Sort through the entries below and pull out lines containing the word "title".

○ ○ ○

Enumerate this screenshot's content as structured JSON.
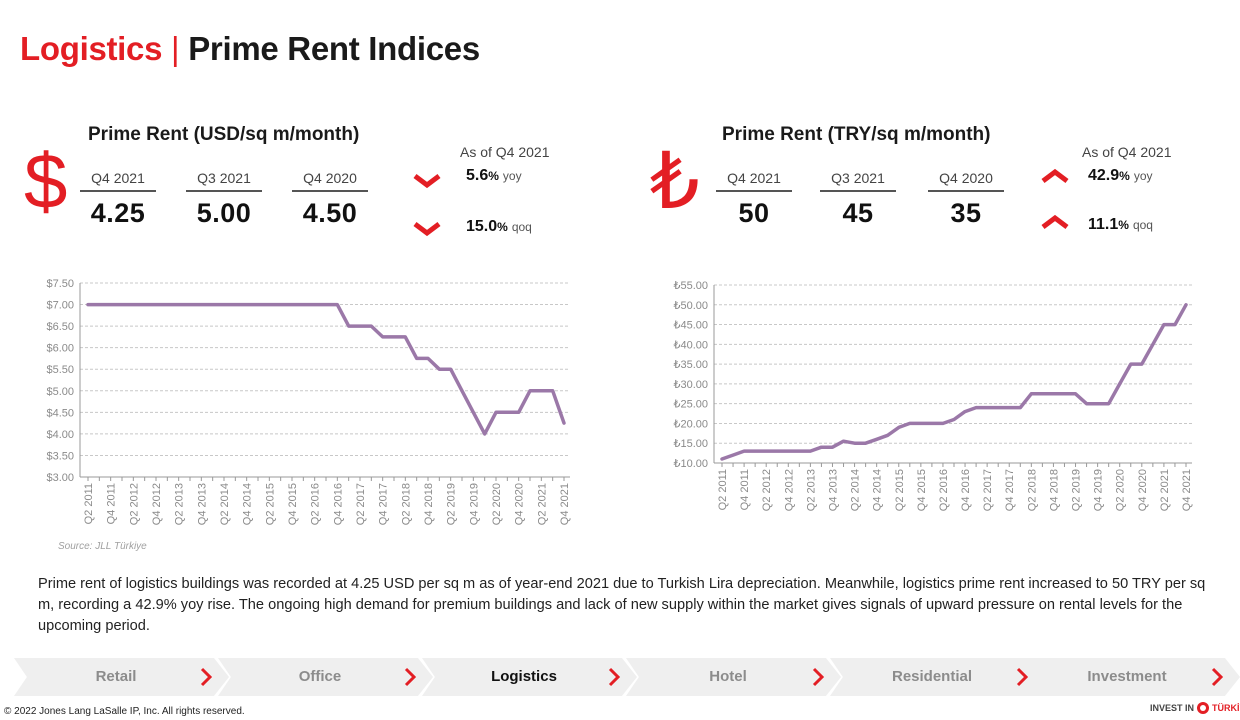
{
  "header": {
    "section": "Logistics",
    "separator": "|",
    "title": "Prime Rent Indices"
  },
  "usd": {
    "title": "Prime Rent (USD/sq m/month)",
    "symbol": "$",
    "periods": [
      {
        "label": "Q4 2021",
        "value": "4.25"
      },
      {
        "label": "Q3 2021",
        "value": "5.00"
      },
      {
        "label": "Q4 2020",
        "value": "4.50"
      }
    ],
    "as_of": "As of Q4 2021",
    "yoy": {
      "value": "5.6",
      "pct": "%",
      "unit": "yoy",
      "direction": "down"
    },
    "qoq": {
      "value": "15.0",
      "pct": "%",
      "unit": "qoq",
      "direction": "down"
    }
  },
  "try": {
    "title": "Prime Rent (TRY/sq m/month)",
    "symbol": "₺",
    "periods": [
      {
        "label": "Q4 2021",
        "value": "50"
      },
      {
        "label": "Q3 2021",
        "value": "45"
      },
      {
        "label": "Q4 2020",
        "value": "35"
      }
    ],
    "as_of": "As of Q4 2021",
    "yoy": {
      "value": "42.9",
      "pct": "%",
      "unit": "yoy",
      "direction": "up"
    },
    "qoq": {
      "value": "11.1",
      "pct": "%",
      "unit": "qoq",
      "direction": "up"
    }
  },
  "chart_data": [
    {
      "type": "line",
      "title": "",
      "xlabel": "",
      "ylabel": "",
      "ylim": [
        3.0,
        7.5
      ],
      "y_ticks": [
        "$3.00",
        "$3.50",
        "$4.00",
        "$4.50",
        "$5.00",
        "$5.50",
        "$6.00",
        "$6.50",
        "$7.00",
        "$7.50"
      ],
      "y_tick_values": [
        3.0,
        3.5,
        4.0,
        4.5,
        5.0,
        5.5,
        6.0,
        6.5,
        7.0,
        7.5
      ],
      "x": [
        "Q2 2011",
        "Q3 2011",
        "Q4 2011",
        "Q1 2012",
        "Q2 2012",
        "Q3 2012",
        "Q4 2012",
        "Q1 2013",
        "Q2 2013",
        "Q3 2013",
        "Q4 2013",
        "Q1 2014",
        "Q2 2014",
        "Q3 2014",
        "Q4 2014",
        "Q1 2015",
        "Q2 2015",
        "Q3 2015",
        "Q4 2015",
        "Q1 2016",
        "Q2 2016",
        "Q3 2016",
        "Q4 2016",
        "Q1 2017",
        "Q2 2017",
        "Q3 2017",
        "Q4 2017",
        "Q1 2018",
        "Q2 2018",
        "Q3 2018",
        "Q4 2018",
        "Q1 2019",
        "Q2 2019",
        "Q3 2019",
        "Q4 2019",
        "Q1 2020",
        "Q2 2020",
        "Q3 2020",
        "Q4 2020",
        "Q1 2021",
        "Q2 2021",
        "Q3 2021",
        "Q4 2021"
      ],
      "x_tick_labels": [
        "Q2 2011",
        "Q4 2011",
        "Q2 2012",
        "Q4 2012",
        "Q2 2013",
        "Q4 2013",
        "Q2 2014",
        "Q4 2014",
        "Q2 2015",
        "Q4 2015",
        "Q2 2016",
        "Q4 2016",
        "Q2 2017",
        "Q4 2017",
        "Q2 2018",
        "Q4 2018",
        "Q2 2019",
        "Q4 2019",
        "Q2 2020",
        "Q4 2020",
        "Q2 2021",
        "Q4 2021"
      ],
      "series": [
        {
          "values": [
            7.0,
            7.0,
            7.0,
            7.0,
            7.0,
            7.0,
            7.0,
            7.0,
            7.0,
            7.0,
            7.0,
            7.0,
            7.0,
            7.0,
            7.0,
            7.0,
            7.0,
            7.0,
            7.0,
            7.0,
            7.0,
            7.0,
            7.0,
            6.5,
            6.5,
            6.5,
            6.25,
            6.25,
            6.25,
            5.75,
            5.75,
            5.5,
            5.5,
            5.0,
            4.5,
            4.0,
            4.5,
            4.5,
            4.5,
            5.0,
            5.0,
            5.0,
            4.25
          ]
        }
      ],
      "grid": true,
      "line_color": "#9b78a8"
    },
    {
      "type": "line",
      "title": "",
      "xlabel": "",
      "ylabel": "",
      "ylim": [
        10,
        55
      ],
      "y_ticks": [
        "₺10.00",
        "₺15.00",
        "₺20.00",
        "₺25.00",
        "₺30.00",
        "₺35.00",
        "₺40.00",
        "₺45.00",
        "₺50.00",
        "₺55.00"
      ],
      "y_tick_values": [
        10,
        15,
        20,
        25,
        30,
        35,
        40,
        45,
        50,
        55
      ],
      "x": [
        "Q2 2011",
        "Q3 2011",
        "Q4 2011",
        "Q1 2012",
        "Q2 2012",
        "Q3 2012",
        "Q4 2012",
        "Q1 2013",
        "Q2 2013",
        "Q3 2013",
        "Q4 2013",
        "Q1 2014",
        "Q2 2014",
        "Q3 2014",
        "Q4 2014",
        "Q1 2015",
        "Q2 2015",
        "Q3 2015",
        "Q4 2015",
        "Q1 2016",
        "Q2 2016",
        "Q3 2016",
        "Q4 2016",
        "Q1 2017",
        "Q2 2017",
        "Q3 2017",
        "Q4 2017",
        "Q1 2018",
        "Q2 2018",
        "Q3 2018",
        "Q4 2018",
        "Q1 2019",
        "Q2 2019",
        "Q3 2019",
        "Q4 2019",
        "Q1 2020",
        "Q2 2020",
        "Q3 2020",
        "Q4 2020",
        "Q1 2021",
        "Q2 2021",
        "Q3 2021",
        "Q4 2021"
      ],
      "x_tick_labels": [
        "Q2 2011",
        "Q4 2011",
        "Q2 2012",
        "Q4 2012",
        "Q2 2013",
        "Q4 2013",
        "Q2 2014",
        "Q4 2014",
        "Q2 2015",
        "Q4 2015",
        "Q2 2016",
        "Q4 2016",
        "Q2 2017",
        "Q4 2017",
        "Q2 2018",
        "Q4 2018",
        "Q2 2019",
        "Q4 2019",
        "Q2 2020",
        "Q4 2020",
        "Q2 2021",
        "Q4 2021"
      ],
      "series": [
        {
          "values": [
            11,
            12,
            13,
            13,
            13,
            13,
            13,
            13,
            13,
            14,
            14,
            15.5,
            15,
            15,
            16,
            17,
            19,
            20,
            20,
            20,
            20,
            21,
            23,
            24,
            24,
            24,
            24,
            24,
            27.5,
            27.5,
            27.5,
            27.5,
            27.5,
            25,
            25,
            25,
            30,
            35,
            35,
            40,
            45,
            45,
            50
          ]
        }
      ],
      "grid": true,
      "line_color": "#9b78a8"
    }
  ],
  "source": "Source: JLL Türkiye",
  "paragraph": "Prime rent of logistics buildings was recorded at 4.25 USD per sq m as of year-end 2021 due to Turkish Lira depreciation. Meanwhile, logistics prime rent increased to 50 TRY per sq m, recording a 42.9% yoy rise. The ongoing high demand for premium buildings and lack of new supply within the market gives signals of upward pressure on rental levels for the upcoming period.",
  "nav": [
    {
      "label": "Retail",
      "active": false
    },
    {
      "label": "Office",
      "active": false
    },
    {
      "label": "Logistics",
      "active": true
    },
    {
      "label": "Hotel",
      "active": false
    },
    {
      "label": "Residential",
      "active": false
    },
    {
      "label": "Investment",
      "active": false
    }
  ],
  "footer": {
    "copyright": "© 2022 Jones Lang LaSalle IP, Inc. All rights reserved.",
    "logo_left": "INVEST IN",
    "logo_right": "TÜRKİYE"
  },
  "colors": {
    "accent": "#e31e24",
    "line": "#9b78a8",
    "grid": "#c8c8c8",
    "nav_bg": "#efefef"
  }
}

○ ○ ○

*Exercise result*
    "title": "Prime Rent Indices"
    "title": "Prime Rent (USD/sq m/month)",
    "title": "Prime Rent (TRY/sq m/month)",
      "title": "",
      "title": "",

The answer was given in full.